• [EXERCISE MATERIAL]

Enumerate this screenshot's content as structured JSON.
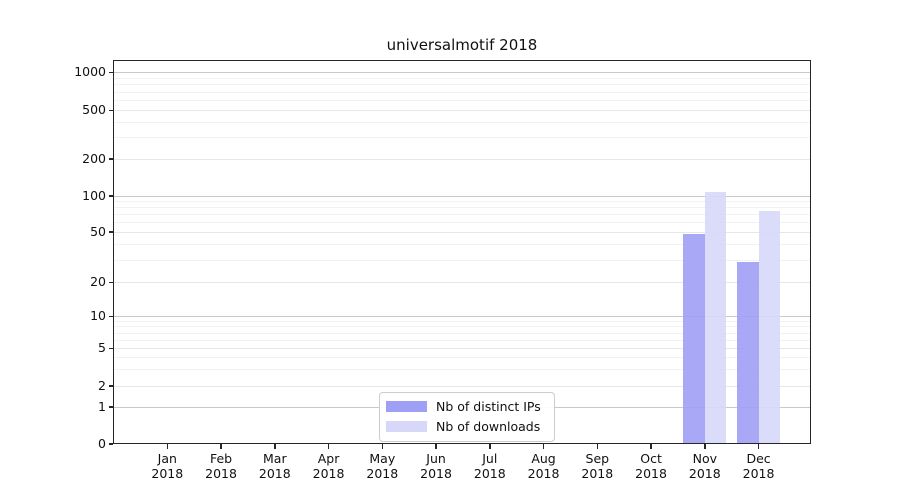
{
  "chart_data": {
    "type": "bar",
    "title": "universalmotif 2018",
    "categories": [
      "Jan",
      "Feb",
      "Mar",
      "Apr",
      "May",
      "Jun",
      "Jul",
      "Aug",
      "Sep",
      "Oct",
      "Nov",
      "Dec"
    ],
    "category_sublabel": "2018",
    "series": [
      {
        "name": "Nb of distinct IPs",
        "color": "#9f9ff6",
        "values": [
          0,
          0,
          0,
          0,
          0,
          0,
          0,
          0,
          0,
          0,
          48,
          29
        ]
      },
      {
        "name": "Nb of downloads",
        "color": "#d7d7fa",
        "values": [
          0,
          0,
          0,
          0,
          0,
          0,
          0,
          0,
          0,
          0,
          107,
          74
        ]
      }
    ],
    "yticks": [
      0,
      1,
      2,
      5,
      10,
      20,
      50,
      100,
      200,
      500,
      1000
    ],
    "ylim": [
      0,
      1100
    ],
    "yscale": "symlog",
    "grid": "horizontal major and log-minor gridlines",
    "legend_position": "inside lower-center",
    "xlabel": "",
    "ylabel": ""
  }
}
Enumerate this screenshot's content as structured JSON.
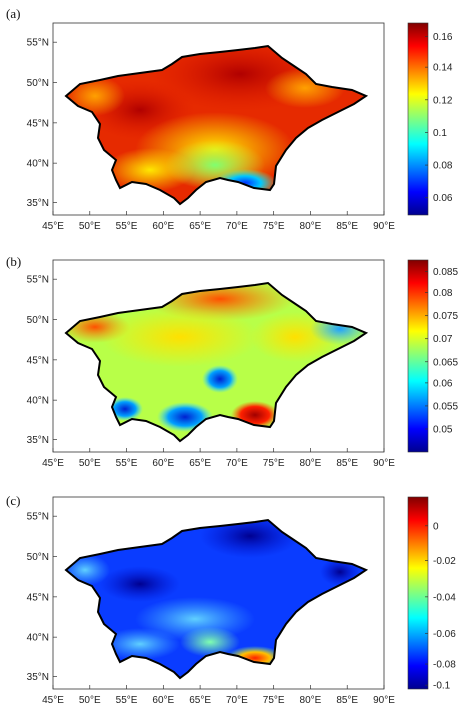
{
  "panels": [
    {
      "label": "(a)",
      "colorbar": {
        "ticks": [
          "0.16",
          "0.14",
          "0.12",
          "0.1",
          "0.08",
          "0.06"
        ]
      },
      "lat_ticks": [
        "55°N",
        "50°N",
        "45°N",
        "40°N",
        "35°N"
      ],
      "lon_ticks": [
        "45°E",
        "50°E",
        "55°E",
        "60°E",
        "65°E",
        "70°E",
        "75°E",
        "80°E",
        "85°E",
        "90°E"
      ]
    },
    {
      "label": "(b)",
      "colorbar": {
        "ticks": [
          "0.085",
          "0.08",
          "0.075",
          "0.07",
          "0.065",
          "0.06",
          "0.055",
          "0.05"
        ]
      },
      "lat_ticks": [
        "55°N",
        "50°N",
        "45°N",
        "40°N",
        "35°N"
      ],
      "lon_ticks": [
        "45°E",
        "50°E",
        "55°E",
        "60°E",
        "65°E",
        "70°E",
        "75°E",
        "80°E",
        "85°E",
        "90°E"
      ]
    },
    {
      "label": "(c)",
      "colorbar": {
        "ticks": [
          "0",
          "-0.02",
          "-0.04",
          "-0.06",
          "-0.08",
          "-0.1"
        ]
      },
      "lat_ticks": [
        "55°N",
        "50°N",
        "45°N",
        "40°N",
        "35°N"
      ],
      "lon_ticks": [
        "45°E",
        "50°E",
        "55°E",
        "60°E",
        "65°E",
        "70°E",
        "75°E",
        "80°E",
        "85°E",
        "90°E"
      ]
    }
  ],
  "colors": {
    "jet_high": "#a50000",
    "jet_low": "#00008f"
  }
}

• [BRIEF]
Word for word, quote the lines above. Omit the pictures.

• [EXERCISE RESULT]
Enumerate this screenshot's content as structured JSON.
{
  "chart_data": {
    "type": "bar",
    "title": "universalmotif 2018",
    "categories": [
      "Jan",
      "Feb",
      "Mar",
      "Apr",
      "May",
      "Jun",
      "Jul",
      "Aug",
      "Sep",
      "Oct",
      "Nov",
      "Dec"
    ],
    "category_sublabel": "2018",
    "series": [
      {
        "name": "Nb of distinct IPs",
        "color": "#9f9ff6",
        "values": [
          0,
          0,
          0,
          0,
          0,
          0,
          0,
          0,
          0,
          0,
          48,
          29
        ]
      },
      {
        "name": "Nb of downloads",
        "color": "#d7d7fa",
        "values": [
          0,
          0,
          0,
          0,
          0,
          0,
          0,
          0,
          0,
          0,
          107,
          74
        ]
      }
    ],
    "yticks": [
      0,
      1,
      2,
      5,
      10,
      20,
      50,
      100,
      200,
      500,
      1000
    ],
    "ylim": [
      0,
      1100
    ],
    "yscale": "symlog",
    "grid": "horizontal major and log-minor gridlines",
    "legend_position": "inside lower-center",
    "xlabel": "",
    "ylabel": ""
  }
}
Enumerate this screenshot's content as structured JSON.
{
  "panels": [
    {
      "label": "(a)",
      "colorbar": {
        "ticks": [
          "0.16",
          "0.14",
          "0.12",
          "0.1",
          "0.08",
          "0.06"
        ]
      },
      "lat_ticks": [
        "55°N",
        "50°N",
        "45°N",
        "40°N",
        "35°N"
      ],
      "lon_ticks": [
        "45°E",
        "50°E",
        "55°E",
        "60°E",
        "65°E",
        "70°E",
        "75°E",
        "80°E",
        "85°E",
        "90°E"
      ]
    },
    {
      "label": "(b)",
      "colorbar": {
        "ticks": [
          "0.085",
          "0.08",
          "0.075",
          "0.07",
          "0.065",
          "0.06",
          "0.055",
          "0.05"
        ]
      },
      "lat_ticks": [
        "55°N",
        "50°N",
        "45°N",
        "40°N",
        "35°N"
      ],
      "lon_ticks": [
        "45°E",
        "50°E",
        "55°E",
        "60°E",
        "65°E",
        "70°E",
        "75°E",
        "80°E",
        "85°E",
        "90°E"
      ]
    },
    {
      "label": "(c)",
      "colorbar": {
        "ticks": [
          "0",
          "-0.02",
          "-0.04",
          "-0.06",
          "-0.08",
          "-0.1"
        ]
      },
      "lat_ticks": [
        "55°N",
        "50°N",
        "45°N",
        "40°N",
        "35°N"
      ],
      "lon_ticks": [
        "45°E",
        "50°E",
        "55°E",
        "60°E",
        "65°E",
        "70°E",
        "75°E",
        "80°E",
        "85°E",
        "90°E"
      ]
    }
  ],
  "colors": {
    "jet_high": "#a50000",
    "jet_low": "#00008f"
  }
}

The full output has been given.